> _Text segment_
☆ ☆ ☆ ☆ ☆

Who Is Behind Your Mask? Letting go of the Masquerade
4 There Is Only ONE You...WILL YOU PLEASE REVEAL YOURSELF...
" Sometimes it's not the people who change, it's the mask that falls off".
- Author Unknown
Recently, I watched the movie The Man in the Iron Mask starring, Leonardo DiCaprio and found myself unnerved by the eerie and riveting scene when the young King Louis XIV of France voluntarily chooses to put back on his torturous full-headed heavy iron mask that he'd been forced to wear throughout his six years of captivity despite having been liberated from both his mask and captors. When asked why, he simply states " I feel safer with it on"! Equally jolting, was the scene where DiCaprio is having to endure the fear and painful removal of his iron mask!
As I continued to watch the eventual unfolding and blossoming of this courageous character into full blown self actualization, it struck me how analogous and symbolic the movie was to our individual lives and the many masks we wear for innumerable reasons. Many of us feel forced, as King Louis did, to wear masks that are not of our own making. We feel the burden of carrying around the heaviness of those masks-as depicted by heavy iron of DiCaprio's mask- and yet get quite accustomed to wearing them to the point of believing they are who we are and make our entire lives the masquerade as was symbolized by the "full headed"all encompassing mask in the movie.
Another key comparable to our lives the movie offered was the fear, anguish and pain the character experienced while having the mask removed. We too experience immense fear, pain, anxiety and a full plethora of emotions when we are faced with the challenge of removing or surrendering our masks. Even with the great burden of carrying the spirit-breaking load of our masks, we often have a death grip on them and are ready to launch an all out annihilation on anyone or anything threatening or questioning their existence.
For me, the questions that ensued following the movie were many and deeply personal as well as ones I hope are eagerly asked and answered by those of us on a journey to live more authentically and in right relationship with our souls. The inquiry into our hearts that the questions pose are long-winded but much needed if we truly are ready to step into the truth of who we genuinely are without our masks of illusion. They begin with are you aware of your mask(s)? What masks are you wearing at this point in your life and have worn in the past? For whom? And, what is the motive behind wearing them? What does the culmination of all your masks look like? And, if you were to create this mask and look at it objectively what would you see? More importantly, are you ready to let them fall away? If not, why not? What are you gaining from upholding the masquerade the mask offers? The answers to these questions generated a deeper than surface longing to understand the reasons behind the masks we all wear and the price for doing so not only to our souls, but also our world.
The harsh reality is when we are masking our authentic self for any reason we are prostituting our souls and selling ourselves to the highest bidder not to mention living a life of denial of Creator's gifts to us and our soul's essence. We tell ourselves a barrage of stories as to why and continue to plot along the path of our lives often feeling unfulfilled and secretly longing for something more to magically happen and free us from the unhappiness, discontentment and feelings of entrapment that have become our lives. We've convinced ourselves, despite the many nagging whispers in our heads that say otherwise, that wearing the mask is a necessary evil for survival and the right thing to do because it will protect and save our loved ones from suffering and pain, keep harmony in our lives and safeguard what we've worked so hard to attain and maintain including our image.

☆ ☆ ☆ ☆ ☆

> _Records supplied_

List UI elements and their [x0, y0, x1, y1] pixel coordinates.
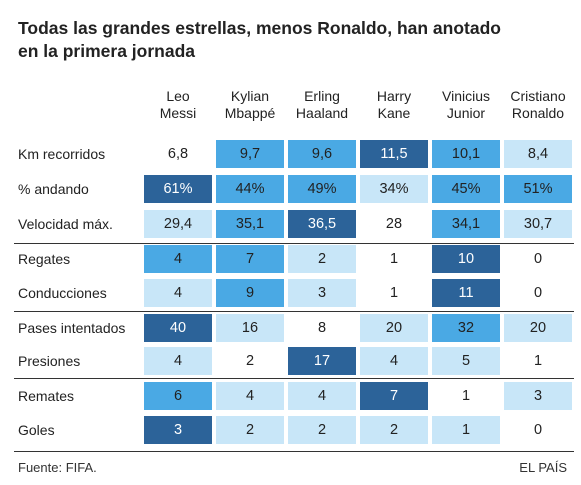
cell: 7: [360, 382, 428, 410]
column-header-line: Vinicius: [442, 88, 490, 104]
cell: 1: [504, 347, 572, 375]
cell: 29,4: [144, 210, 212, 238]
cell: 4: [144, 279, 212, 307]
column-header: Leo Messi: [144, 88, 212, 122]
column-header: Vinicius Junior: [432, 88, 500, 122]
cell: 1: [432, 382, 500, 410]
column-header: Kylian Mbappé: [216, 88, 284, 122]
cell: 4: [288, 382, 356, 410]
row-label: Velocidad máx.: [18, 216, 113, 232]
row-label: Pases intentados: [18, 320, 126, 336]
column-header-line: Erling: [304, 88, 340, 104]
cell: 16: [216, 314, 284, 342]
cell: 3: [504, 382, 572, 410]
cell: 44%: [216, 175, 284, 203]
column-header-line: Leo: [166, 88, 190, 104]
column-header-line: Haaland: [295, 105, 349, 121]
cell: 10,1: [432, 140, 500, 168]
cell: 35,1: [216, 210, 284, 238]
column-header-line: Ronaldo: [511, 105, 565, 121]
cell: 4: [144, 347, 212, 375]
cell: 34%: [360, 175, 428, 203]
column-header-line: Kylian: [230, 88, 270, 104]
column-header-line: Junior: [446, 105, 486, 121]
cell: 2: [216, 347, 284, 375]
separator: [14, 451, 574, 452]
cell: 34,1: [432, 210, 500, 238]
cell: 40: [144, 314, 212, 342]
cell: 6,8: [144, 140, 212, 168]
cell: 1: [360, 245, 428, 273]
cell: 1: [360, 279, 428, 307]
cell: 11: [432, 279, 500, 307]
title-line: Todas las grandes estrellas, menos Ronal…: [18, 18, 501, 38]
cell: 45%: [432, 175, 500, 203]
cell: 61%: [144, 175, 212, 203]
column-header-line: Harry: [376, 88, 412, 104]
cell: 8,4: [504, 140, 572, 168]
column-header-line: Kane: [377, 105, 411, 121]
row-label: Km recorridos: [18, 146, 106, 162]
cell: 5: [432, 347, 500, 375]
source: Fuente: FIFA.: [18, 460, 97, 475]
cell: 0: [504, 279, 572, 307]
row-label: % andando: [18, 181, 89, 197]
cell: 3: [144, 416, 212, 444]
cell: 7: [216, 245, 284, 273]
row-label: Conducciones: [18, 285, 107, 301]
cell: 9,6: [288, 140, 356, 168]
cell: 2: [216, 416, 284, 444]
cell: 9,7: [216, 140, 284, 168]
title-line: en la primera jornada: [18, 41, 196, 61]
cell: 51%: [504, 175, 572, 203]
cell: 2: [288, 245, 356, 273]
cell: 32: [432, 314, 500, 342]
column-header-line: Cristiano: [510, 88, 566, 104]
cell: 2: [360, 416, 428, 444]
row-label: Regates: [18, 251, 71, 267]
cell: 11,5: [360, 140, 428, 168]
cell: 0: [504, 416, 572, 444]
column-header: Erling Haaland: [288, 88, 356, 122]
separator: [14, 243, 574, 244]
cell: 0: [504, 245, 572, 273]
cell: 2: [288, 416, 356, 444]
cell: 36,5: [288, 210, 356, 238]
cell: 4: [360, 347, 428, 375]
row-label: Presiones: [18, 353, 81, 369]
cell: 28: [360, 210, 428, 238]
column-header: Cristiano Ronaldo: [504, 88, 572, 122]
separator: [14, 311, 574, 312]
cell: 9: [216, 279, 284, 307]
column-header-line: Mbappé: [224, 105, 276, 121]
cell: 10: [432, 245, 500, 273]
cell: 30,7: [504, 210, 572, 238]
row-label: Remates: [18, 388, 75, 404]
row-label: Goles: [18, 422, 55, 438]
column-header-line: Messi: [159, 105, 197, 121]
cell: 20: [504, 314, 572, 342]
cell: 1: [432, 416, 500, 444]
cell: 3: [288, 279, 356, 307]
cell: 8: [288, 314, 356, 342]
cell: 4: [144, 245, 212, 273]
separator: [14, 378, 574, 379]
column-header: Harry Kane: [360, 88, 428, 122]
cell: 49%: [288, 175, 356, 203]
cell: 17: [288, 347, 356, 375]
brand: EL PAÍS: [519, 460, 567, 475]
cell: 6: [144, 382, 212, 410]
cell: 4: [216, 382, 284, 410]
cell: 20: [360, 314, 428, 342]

☆ ☆ ☆ ☆ ☆

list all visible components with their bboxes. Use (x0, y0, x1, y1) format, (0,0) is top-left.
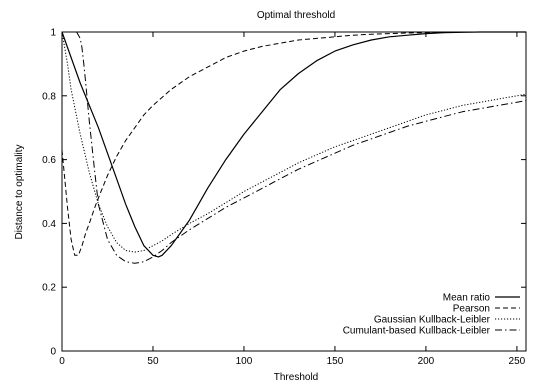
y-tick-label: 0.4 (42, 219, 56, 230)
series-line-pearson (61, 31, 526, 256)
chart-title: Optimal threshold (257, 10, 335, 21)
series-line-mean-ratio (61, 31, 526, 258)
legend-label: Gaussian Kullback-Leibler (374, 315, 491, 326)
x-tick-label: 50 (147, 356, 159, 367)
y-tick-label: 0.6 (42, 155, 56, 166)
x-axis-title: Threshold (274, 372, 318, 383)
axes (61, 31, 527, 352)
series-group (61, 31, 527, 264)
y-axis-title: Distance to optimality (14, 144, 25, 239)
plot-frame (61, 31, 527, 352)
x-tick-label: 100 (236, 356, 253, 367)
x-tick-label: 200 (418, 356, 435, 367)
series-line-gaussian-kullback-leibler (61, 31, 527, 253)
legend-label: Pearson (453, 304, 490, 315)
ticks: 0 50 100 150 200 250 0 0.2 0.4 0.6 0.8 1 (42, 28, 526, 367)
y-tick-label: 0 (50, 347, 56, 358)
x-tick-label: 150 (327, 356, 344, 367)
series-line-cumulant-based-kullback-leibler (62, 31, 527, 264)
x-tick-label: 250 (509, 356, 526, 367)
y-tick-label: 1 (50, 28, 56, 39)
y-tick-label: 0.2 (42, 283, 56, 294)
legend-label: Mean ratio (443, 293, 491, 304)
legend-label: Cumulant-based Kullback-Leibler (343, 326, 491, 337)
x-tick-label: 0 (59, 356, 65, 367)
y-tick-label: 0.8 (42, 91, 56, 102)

☆ ☆ ☆ ☆ ☆

> _Direction 1_
From the essay on masks, list each distinct emotion named in the paragraph beginning "Another key comparable to our lives".
> _Direction 2_
In the essay on masks, how long was the young King Louis XIV held in captivity wearing the iron mask?
> _Direction 3_
Please condense the paragraph of the essay on masks that opens "The harsh reality is" into a short bulleted list that keeps its main points.
The listing above comes from a different source than the essay on masks.

> _Exercise output 1_
fear, anguish, pain, anxiety

> _Exercise output 2_
Six years.

> _Exercise output 3_
- Masking our authentic self for any reason prostitutes our souls, sells us to the highest bidder, and denies Creator's gifts and our soul's essence.
- We tell ourselves many stories about why, and keep going while feeling unfulfilled and secretly hoping something will free us from unhappiness, discontentment and entrapment.
- Despite nagging inner whispers, we convince ourselves the mask is a necessary evil for survival that protects loved ones from suffering, keeps harmony, and safeguards what we've worked for, including our image.